> _Request_
Transcribe each line exactly.

> _Extracted information_
** start **

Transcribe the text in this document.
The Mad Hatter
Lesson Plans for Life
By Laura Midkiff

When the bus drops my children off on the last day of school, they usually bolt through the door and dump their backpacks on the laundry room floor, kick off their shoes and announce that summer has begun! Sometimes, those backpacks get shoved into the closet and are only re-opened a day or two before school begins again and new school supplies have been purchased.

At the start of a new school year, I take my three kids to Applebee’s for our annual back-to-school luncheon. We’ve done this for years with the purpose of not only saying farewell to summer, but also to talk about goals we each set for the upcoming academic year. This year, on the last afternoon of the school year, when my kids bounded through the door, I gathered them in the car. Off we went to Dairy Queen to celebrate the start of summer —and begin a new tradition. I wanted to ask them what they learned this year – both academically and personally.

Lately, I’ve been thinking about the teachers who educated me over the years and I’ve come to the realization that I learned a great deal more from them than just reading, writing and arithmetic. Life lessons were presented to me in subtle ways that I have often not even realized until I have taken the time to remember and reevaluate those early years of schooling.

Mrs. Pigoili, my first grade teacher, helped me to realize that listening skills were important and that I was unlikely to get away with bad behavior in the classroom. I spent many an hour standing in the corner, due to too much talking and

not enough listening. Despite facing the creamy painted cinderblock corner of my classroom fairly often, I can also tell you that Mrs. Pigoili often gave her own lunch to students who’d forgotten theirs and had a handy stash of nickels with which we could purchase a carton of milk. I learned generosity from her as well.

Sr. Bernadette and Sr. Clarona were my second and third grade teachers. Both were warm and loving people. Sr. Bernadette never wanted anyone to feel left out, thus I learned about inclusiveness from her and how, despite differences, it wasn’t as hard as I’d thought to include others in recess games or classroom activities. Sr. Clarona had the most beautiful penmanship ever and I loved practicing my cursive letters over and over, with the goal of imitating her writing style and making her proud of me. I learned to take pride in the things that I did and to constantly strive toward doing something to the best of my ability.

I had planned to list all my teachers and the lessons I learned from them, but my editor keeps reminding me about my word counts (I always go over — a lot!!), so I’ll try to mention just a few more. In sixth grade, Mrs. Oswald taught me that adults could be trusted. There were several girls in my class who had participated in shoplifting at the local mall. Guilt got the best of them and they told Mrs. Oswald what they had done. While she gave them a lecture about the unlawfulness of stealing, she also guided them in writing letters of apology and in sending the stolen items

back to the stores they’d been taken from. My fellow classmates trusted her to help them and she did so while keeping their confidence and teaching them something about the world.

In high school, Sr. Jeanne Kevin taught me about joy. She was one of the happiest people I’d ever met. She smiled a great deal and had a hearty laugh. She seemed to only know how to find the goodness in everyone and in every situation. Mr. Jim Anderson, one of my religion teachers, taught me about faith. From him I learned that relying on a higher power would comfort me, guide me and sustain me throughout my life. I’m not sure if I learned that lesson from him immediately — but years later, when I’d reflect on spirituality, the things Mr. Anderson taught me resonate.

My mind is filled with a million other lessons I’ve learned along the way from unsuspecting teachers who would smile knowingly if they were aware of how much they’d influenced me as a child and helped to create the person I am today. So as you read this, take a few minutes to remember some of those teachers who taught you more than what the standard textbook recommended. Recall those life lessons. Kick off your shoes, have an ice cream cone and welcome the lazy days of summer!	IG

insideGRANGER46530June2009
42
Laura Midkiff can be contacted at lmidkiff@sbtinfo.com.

** end **

> _Solution to this exercise_
Transcribe the text in this document.
The Mad Hatter
Lesson Plans for Life
By Laura Midkiff

When the bus drops my children off on the last day of school, they usually bolt through the door and dump their backpacks on the laundry room floor, kick off their shoes and announce that summer has begun! Sometimes, those backpacks get shoved into the closet and are only re-opened a day or two before school begins again and new school supplies have been purchased.

At the start of a new school year, I take my three kids to Applebee’s for our annual back-to-school luncheon. We’ve done this for years with the purpose of not only saying farewell to summer, but also to talk about goals we each set for the upcoming academic year. This year, on the last afternoon of the school year, when my kids bounded through the door, I gathered them in the car. Off we went to Dairy Queen to celebrate the start of summer —and begin a new tradition. I wanted to ask them what they learned this year – both academically and personally.

Lately, I’ve been thinking about the teachers who educated me over the years and I’ve come to the realization that I learned a great deal more from them than just reading, writing and arithmetic. Life lessons were presented to me in subtle ways that I have often not even realized until I have taken the time to remember and reevaluate those early years of schooling.

Mrs. Pigoili, my first grade teacher, helped me to realize that listening skills were important and that I was unlikely to get away with bad behavior in the classroom. I spent many an hour standing in the corner, due to too much talking and

not enough listening. Despite facing the creamy painted cinderblock corner of my classroom fairly often, I can also tell you that Mrs. Pigoili often gave her own lunch to students who’d forgotten theirs and had a handy stash of nickels with which we could purchase a carton of milk. I learned generosity from her as well.

Sr. Bernadette and Sr. Clarona were my second and third grade teachers. Both were warm and loving people. Sr. Bernadette never wanted anyone to feel left out, thus I learned about inclusiveness from her and how, despite differences, it wasn’t as hard as I’d thought to include others in recess games or classroom activities. Sr. Clarona had the most beautiful penmanship ever and I loved practicing my cursive letters over and over, with the goal of imitating her writing style and making her proud of me. I learned to take pride in the things that I did and to constantly strive toward doing something to the best of my ability.

I had planned to list all my teachers and the lessons I learned from them, but my editor keeps reminding me about my word counts (I always go over — a lot!!), so I’ll try to mention just a few more. In sixth grade, Mrs. Oswald taught me that adults could be trusted. There were several girls in my class who had participated in shoplifting at the local mall. Guilt got the best of them and they told Mrs. Oswald what they had done. While she gave them a lecture about the unlawfulness of stealing, she also guided them in writing letters of apology and in sending the stolen items

back to the stores they’d been taken from. My fellow classmates trusted her to help them and she did so while keeping their confidence and teaching them something about the world.

In high school, Sr. Jeanne Kevin taught me about joy. She was one of the happiest people I’d ever met. She smiled a great deal and had a hearty laugh. She seemed to only know how to find the goodness in everyone and in every situation. Mr. Jim Anderson, one of my religion teachers, taught me about faith. From him I learned that relying on a higher power would comfort me, guide me and sustain me throughout my life. I’m not sure if I learned that lesson from him immediately — but years later, when I’d reflect on spirituality, the things Mr. Anderson taught me resonate.

My mind is filled with a million other lessons I’ve learned along the way from unsuspecting teachers who would smile knowingly if they were aware of how much they’d influenced me as a child and helped to create the person I am today. So as you read this, take a few minutes to remember some of those teachers who taught you more than what the standard textbook recommended. Recall those life lessons. Kick off your shoes, have an ice cream cone and welcome the lazy days of summer!	IG

insideGRANGER46530June2009
42
Laura Midkiff can be contacted at lmidkiff@sbtinfo.com.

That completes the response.